> [Records from a data collection]
::::
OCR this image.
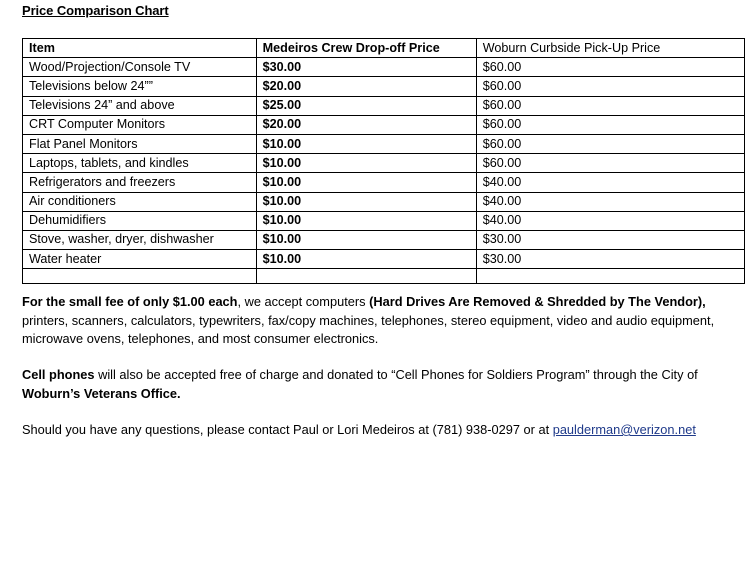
Price Comparison Chart
Item	Medeiros Crew Drop-off Price	Woburn Curbside Pick-Up Price
Wood/Projection/Console TV	$30.00	$60.00
Televisions below 24””	$20.00	$60.00
Televisions 24” and above	$25.00	$60.00
CRT Computer Monitors	$20.00	$60.00
Flat Panel Monitors	$10.00	$60.00
Laptops, tablets, and kindles	$10.00	$60.00
Refrigerators and freezers	$10.00	$40.00
Air conditioners	$10.00	$40.00
Dehumidifiers	$10.00	$40.00
Stove, washer, dryer, dishwasher	$10.00	$30.00
Water heater	$10.00	$30.00

For the small fee of only $1.00 each, we accept computers (Hard Drives Are Removed & Shredded by The Vendor), printers, scanners, calculators, typewriters, fax/copy machines, telephones, stereo equipment, video and audio equipment, microwave ovens, telephones, and most consumer electronics.
Cell phones will also be accepted free of charge and donated to “Cell Phones for Soldiers Program” through the City of Woburn’s Veterans Office.
Should you have any questions, please contact Paul or Lori Medeiros at (781) 938-0297 or at paulderman@verizon.net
::::
> [AIM]
Pull every line containing "Monitors" from the material above.

> [REPLY TO THE EXERCISE]
CRT Computer Monitors	$20.00	$60.00
Flat Panel Monitors	$10.00	$60.00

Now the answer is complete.